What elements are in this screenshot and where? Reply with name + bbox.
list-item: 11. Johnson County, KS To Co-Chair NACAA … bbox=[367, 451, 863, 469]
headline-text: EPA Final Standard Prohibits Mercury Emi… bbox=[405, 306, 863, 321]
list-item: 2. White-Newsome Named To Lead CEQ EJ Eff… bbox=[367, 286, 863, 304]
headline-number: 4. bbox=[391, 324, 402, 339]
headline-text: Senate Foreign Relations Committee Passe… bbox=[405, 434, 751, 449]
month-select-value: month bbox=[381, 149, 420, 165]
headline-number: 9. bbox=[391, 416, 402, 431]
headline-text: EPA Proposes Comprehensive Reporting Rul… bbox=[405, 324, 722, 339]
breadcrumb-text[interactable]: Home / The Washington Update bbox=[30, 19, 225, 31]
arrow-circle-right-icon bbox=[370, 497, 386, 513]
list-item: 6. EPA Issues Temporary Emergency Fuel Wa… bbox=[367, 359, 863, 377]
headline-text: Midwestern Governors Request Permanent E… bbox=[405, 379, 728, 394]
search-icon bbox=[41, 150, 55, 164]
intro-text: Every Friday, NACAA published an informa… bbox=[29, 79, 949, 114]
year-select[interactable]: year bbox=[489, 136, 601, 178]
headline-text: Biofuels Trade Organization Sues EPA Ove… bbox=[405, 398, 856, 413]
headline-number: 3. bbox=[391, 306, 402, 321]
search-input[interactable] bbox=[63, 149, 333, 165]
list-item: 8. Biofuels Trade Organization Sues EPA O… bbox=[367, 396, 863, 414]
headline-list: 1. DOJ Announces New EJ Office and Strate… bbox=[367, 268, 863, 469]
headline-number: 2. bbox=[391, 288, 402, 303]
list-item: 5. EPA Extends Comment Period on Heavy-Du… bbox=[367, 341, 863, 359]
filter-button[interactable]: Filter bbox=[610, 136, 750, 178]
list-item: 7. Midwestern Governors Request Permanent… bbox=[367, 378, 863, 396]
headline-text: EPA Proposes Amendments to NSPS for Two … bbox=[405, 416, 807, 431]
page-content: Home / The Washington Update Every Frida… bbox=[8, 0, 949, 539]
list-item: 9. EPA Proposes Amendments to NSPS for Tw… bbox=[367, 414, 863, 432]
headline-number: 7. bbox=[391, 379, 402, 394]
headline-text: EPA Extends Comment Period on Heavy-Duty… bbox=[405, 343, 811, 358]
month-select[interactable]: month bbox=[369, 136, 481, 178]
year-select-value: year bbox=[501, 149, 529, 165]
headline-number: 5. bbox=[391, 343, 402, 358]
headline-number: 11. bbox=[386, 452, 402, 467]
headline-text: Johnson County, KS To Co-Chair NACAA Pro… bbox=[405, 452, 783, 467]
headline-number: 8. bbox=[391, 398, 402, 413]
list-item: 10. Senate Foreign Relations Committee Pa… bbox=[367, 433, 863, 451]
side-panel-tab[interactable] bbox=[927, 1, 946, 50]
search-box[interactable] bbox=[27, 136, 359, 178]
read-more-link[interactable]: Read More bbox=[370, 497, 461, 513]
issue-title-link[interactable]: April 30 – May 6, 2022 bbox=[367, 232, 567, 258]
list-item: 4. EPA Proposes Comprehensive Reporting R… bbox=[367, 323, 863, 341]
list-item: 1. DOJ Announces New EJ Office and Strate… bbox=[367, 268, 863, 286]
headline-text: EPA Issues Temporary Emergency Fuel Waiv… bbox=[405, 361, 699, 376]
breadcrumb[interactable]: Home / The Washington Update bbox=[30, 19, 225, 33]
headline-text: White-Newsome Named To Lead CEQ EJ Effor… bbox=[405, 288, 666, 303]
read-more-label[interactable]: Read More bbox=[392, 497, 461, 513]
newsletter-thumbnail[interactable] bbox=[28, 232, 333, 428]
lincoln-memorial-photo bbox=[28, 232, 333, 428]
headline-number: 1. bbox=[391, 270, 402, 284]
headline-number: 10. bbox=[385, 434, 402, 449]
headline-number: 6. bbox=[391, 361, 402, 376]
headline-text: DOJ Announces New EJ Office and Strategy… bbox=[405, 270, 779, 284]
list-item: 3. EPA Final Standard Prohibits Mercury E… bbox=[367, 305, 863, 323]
☆ ☆ ☆ ☆ ☆
WHAT YOU WILL DO: Convert every line of the material above into a Markdown table with the columns "No." and "Entry", numbering each row and omitting blank lines.

SOLVED EXERCISE:
| No. | Entry |
|---|---|
| 1 | What elements are in this screenshot and where? Reply with name + bbox. |
| 2 | list-item: 11. Johnson County, KS To Co-Chair NACAA … bbox=[367, 451, 863, 469] |
| 3 | headline-text: EPA Final Standard Prohibits Mercury Emi… bbox=[405, 306, 863, 321] |
| 4 | list-item: 2. White-Newsome Named To Lead CEQ EJ Eff… bbox=[367, 286, 863, 304] |
| 5 | headline-number: 4. bbox=[391, 324, 402, 339] |
| 6 | headline-text: Senate Foreign Relations Committee Passe… bbox=[405, 434, 751, 449] |
| 7 | month-select-value: month bbox=[381, 149, 420, 165] |
| 8 | headline-number: 9. bbox=[391, 416, 402, 431] |
| 9 | headline-text: EPA Proposes Comprehensive Reporting Rul… bbox=[405, 324, 722, 339] |
| 10 | breadcrumb-text[interactable]: Home / The Washington Update bbox=[30, 19, 225, 31] |
| 11 | arrow-circle-right-icon bbox=[370, 497, 386, 513] |
| 12 | list-item: 6. EPA Issues Temporary Emergency Fuel Wa… bbox=[367, 359, 863, 377] |
| 13 | headline-text: Midwestern Governors Request Permanent E… bbox=[405, 379, 728, 394] |
| 14 | search-icon bbox=[41, 150, 55, 164] |
| 15 | intro-text: Every Friday, NACAA published an informa… bbox=[29, 79, 949, 114] |
| 16 | year-select[interactable]: year bbox=[489, 136, 601, 178] |
| 17 | headline-text: Biofuels Trade Organization Sues EPA Ove… bbox=[405, 398, 856, 413] |
| 18 | headline-number: 3. bbox=[391, 306, 402, 321] |
| 19 | search-input[interactable] bbox=[63, 149, 333, 165] |
| 20 | list-item: 8. Biofuels Trade Organization Sues EPA O… bbox=[367, 396, 863, 414] |
| 21 | headline-list: 1. DOJ Announces New EJ Office and Strate… bbox=[367, 268, 863, 469] |
| 22 | headline-number: 2. bbox=[391, 288, 402, 303] |
| 23 | list-item: 5. EPA Extends Comment Period on Heavy-Du… bbox=[367, 341, 863, 359] |
| 24 | filter-button[interactable]: Filter bbox=[610, 136, 750, 178] |
| 25 | list-item: 7. Midwestern Governors Request Permanent… bbox=[367, 378, 863, 396] |
| 26 | headline-text: EPA Proposes Amendments to NSPS for Two … bbox=[405, 416, 807, 431] |
| 27 | page-content: Home / The Washington Update Every Frida… bbox=[8, 0, 949, 539] |
| 28 | list-item: 9. EPA Proposes Amendments to NSPS for Tw… bbox=[367, 414, 863, 432] |
| 29 | headline-number: 7. bbox=[391, 379, 402, 394] |
| 30 | headline-text: EPA Extends Comment Period on Heavy-Duty… bbox=[405, 343, 811, 358] |
| 31 | month-select[interactable]: month bbox=[369, 136, 481, 178] |
| 32 | year-select-value: year bbox=[501, 149, 529, 165] |
| 33 | headline-number: 5. bbox=[391, 343, 402, 358] |
| 34 | headline-number: 11. bbox=[386, 452, 402, 467] |
| 35 | headline-text: Johnson County, KS To Co-Chair NACAA Pro… bbox=[405, 452, 783, 467] |
| 36 | headline-number: 8. bbox=[391, 398, 402, 413] |
| 37 | list-item: 10. Senate Foreign Relations Committee Pa… bbox=[367, 433, 863, 451] |
| 38 | side-panel-tab[interactable] bbox=[927, 1, 946, 50] |
| 39 | search-box[interactable] bbox=[27, 136, 359, 178] |
| 40 | read-more-link[interactable]: Read More bbox=[370, 497, 461, 513] |
| 41 | issue-title-link[interactable]: April 30 – May 6, 2022 bbox=[367, 232, 567, 258] |
| 42 | list-item: 4. EPA Proposes Comprehensive Reporting R… bbox=[367, 323, 863, 341] |
| 43 | list-item: 1. DOJ Announces New EJ Office and Strate… bbox=[367, 268, 863, 286] |
| 44 | headline-text: EPA Issues Temporary Emergency Fuel Waiv… bbox=[405, 361, 699, 376] |
| 45 | breadcrumb[interactable]: Home / The Washington Update bbox=[30, 19, 225, 33] |
| 46 | headline-text: White-Newsome Named To Lead CEQ EJ Effor… bbox=[405, 288, 666, 303] |
| 47 | read-more-label[interactable]: Read More bbox=[392, 497, 461, 513] |
| 48 | newsletter-thumbnail[interactable] bbox=[28, 232, 333, 428] |
| 49 | lincoln-memorial-photo bbox=[28, 232, 333, 428] |
| 50 | headline-number: 1. bbox=[391, 270, 402, 284] |
| 51 | headline-number: 10. bbox=[385, 434, 402, 449] |
| 52 | headline-number: 6. bbox=[391, 361, 402, 376] |
| 53 | headline-text: DOJ Announces New EJ Office and Strategy… bbox=[405, 270, 779, 284] |
| 54 | list-item: 3. EPA Final Standard Prohibits Mercury E… bbox=[367, 305, 863, 323] |